- [Set problem]
Lines containing the string "xlabel" are to be counted; report only how many there are.

----

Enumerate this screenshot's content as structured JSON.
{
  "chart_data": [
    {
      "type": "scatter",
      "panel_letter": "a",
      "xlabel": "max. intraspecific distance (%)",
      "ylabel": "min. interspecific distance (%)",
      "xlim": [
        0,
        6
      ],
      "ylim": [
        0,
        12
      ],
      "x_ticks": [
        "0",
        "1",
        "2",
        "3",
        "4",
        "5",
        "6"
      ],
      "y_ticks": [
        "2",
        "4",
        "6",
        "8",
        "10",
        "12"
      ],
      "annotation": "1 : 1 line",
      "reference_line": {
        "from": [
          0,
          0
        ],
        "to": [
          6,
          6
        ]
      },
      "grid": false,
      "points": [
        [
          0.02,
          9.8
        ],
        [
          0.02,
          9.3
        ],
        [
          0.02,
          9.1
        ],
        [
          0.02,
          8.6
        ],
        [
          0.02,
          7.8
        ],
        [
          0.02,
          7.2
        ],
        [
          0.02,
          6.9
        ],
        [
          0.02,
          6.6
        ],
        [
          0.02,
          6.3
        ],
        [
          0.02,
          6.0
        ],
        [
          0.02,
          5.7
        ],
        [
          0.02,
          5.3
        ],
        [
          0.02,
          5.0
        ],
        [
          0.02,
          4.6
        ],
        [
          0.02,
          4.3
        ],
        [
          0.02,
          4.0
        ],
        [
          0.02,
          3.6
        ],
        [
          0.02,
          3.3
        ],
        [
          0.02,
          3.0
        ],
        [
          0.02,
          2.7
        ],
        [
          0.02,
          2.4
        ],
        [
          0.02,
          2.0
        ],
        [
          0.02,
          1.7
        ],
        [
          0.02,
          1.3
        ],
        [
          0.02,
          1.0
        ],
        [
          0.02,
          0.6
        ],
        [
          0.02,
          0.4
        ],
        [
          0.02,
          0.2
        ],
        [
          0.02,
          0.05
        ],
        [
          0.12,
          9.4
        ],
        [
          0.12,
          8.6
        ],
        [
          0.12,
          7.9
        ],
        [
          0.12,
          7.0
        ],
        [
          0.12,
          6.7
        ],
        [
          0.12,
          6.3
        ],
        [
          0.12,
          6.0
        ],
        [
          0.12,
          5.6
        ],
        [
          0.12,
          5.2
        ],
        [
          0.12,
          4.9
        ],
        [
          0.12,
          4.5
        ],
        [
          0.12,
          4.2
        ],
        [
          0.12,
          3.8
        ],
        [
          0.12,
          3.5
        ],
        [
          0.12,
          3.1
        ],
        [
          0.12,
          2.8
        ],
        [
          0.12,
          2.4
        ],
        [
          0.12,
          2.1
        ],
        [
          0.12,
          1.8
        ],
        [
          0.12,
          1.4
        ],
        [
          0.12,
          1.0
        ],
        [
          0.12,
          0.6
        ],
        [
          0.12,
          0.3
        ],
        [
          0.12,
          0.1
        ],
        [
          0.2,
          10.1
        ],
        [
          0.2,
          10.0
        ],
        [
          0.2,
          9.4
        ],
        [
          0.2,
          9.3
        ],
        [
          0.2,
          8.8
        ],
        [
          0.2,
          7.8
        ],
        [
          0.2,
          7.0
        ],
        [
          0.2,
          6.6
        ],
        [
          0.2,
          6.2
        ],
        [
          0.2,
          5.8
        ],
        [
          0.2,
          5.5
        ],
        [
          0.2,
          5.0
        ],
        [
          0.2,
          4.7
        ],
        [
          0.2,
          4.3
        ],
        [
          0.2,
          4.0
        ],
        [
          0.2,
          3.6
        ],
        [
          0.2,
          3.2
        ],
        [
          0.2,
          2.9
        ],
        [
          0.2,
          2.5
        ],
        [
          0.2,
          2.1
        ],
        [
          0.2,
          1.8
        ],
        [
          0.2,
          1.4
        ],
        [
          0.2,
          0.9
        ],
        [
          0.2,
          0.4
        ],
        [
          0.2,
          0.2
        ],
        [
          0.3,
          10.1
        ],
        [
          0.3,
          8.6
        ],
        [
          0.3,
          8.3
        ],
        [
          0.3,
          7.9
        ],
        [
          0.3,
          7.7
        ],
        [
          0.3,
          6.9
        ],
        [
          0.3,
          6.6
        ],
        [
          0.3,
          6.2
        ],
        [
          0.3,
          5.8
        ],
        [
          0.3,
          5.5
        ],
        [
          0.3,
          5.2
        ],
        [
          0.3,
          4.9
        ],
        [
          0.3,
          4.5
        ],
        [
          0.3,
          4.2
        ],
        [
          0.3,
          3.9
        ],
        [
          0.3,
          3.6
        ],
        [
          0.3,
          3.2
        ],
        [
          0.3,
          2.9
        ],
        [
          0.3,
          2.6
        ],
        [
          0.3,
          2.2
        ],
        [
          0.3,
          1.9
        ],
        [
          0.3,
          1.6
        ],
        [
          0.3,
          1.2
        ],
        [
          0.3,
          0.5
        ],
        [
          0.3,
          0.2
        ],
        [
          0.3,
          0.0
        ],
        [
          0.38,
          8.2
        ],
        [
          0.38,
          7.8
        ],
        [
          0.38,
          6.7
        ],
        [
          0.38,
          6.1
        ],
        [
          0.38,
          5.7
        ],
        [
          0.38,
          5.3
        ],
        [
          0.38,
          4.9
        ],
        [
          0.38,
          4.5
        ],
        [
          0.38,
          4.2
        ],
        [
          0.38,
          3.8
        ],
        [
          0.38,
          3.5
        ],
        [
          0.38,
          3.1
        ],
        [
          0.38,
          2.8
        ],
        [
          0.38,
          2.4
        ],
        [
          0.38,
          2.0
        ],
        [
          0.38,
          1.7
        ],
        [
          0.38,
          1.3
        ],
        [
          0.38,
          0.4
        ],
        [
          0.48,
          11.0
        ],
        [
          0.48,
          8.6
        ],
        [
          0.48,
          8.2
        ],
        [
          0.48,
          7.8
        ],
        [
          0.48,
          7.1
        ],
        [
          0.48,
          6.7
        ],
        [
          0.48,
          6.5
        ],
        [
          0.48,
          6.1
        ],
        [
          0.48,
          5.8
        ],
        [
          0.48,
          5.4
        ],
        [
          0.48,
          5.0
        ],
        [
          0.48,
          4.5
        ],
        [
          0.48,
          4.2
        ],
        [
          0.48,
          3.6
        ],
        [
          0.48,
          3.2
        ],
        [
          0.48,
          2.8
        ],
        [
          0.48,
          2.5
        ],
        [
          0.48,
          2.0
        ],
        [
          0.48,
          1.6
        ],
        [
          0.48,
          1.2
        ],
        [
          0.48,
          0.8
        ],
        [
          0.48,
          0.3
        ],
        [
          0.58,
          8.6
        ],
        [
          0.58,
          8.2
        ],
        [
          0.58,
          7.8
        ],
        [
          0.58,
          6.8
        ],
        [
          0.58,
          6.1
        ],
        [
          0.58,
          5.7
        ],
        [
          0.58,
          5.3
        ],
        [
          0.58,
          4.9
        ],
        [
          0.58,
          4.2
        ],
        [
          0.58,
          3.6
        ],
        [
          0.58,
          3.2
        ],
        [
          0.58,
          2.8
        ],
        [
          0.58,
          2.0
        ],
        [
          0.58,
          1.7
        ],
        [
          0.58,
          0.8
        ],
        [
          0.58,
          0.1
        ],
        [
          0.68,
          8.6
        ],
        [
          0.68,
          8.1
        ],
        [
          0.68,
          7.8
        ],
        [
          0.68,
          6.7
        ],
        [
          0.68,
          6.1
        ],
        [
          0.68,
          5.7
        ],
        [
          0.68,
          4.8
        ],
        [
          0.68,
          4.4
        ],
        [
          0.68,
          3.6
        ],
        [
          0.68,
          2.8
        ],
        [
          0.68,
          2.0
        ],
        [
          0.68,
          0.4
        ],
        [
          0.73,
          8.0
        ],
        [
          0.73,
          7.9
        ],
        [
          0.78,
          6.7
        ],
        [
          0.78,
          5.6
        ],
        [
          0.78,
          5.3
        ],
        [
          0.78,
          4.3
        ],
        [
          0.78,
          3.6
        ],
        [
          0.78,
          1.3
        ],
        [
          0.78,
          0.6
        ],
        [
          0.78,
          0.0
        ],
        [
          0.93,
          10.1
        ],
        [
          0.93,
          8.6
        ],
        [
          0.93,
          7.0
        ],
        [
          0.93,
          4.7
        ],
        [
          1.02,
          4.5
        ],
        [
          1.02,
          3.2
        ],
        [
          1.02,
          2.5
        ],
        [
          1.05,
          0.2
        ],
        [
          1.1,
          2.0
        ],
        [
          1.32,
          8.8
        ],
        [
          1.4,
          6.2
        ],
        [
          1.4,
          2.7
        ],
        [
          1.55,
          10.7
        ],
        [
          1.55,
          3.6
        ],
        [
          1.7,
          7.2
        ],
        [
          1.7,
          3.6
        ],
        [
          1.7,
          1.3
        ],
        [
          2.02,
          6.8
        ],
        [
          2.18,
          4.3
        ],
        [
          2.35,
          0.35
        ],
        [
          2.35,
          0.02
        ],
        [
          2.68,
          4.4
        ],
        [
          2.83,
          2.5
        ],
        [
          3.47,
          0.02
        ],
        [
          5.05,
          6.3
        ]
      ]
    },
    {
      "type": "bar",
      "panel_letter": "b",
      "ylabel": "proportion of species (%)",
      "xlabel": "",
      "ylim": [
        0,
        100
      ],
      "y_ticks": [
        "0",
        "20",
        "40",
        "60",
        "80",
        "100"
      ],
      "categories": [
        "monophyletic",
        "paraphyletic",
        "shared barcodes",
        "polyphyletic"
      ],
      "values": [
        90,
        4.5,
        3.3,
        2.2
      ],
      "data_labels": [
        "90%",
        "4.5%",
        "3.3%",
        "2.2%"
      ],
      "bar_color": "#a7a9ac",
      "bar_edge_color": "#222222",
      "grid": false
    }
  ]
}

----

- [Result of the task]
2